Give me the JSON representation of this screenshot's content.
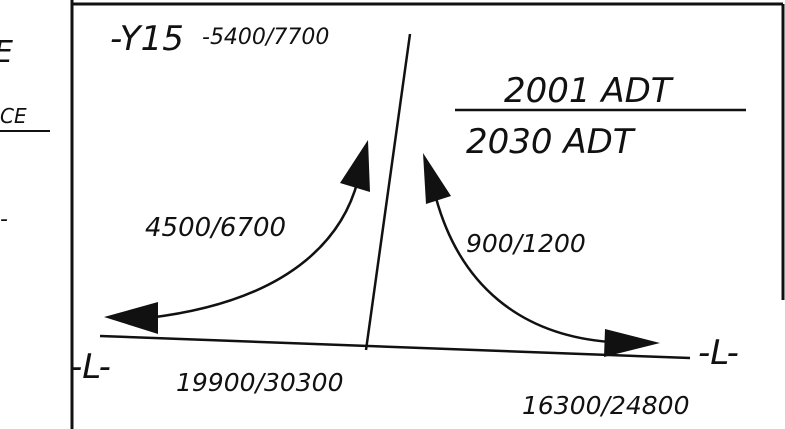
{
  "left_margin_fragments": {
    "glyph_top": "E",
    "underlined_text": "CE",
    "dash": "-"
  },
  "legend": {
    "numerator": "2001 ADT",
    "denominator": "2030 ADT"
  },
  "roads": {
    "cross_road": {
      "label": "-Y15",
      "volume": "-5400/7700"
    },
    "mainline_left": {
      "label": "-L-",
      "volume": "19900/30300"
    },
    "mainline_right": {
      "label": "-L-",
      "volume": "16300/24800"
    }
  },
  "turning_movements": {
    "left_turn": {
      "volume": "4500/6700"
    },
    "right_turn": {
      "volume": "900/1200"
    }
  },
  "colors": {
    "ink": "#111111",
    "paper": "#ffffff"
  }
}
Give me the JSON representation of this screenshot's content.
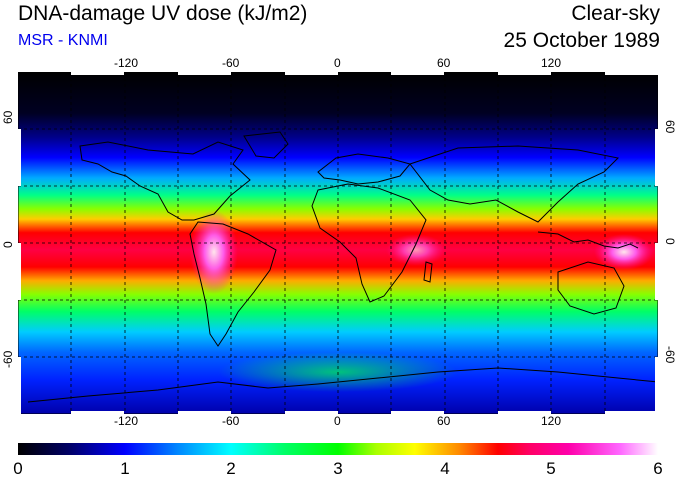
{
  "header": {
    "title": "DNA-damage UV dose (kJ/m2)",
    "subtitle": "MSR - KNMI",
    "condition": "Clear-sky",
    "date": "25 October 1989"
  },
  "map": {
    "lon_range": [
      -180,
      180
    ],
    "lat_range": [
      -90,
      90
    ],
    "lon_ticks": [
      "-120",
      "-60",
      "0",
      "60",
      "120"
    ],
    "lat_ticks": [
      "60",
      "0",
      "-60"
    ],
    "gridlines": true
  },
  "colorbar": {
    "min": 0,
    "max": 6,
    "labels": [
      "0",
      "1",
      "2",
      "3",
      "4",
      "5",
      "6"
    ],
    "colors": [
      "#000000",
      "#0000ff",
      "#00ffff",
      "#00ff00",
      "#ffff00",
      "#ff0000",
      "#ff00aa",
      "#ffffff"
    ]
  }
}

What is expected
Pictures in the records above are left out; print everything else exactly as written.

Completed task
Give me the JSON representation of this screenshot's content.
{
  "left_margin_fragments": {
    "glyph_top": "E",
    "underlined_text": "CE",
    "dash": "-"
  },
  "legend": {
    "numerator": "2001 ADT",
    "denominator": "2030 ADT"
  },
  "roads": {
    "cross_road": {
      "label": "-Y15",
      "volume": "-5400/7700"
    },
    "mainline_left": {
      "label": "-L-",
      "volume": "19900/30300"
    },
    "mainline_right": {
      "label": "-L-",
      "volume": "16300/24800"
    }
  },
  "turning_movements": {
    "left_turn": {
      "volume": "4500/6700"
    },
    "right_turn": {
      "volume": "900/1200"
    }
  },
  "colors": {
    "ink": "#111111",
    "paper": "#ffffff"
  }
}
Give me the JSON representation of this screenshot's content.
{
  "header": {
    "title": "DNA-damage UV dose (kJ/m2)",
    "subtitle": "MSR - KNMI",
    "condition": "Clear-sky",
    "date": "25 October 1989"
  },
  "map": {
    "lon_range": [
      -180,
      180
    ],
    "lat_range": [
      -90,
      90
    ],
    "lon_ticks": [
      "-120",
      "-60",
      "0",
      "60",
      "120"
    ],
    "lat_ticks": [
      "60",
      "0",
      "-60"
    ],
    "gridlines": true
  },
  "colorbar": {
    "min": 0,
    "max": 6,
    "labels": [
      "0",
      "1",
      "2",
      "3",
      "4",
      "5",
      "6"
    ],
    "colors": [
      "#000000",
      "#0000ff",
      "#00ffff",
      "#00ff00",
      "#ffff00",
      "#ff0000",
      "#ff00aa",
      "#ffffff"
    ]
  }
}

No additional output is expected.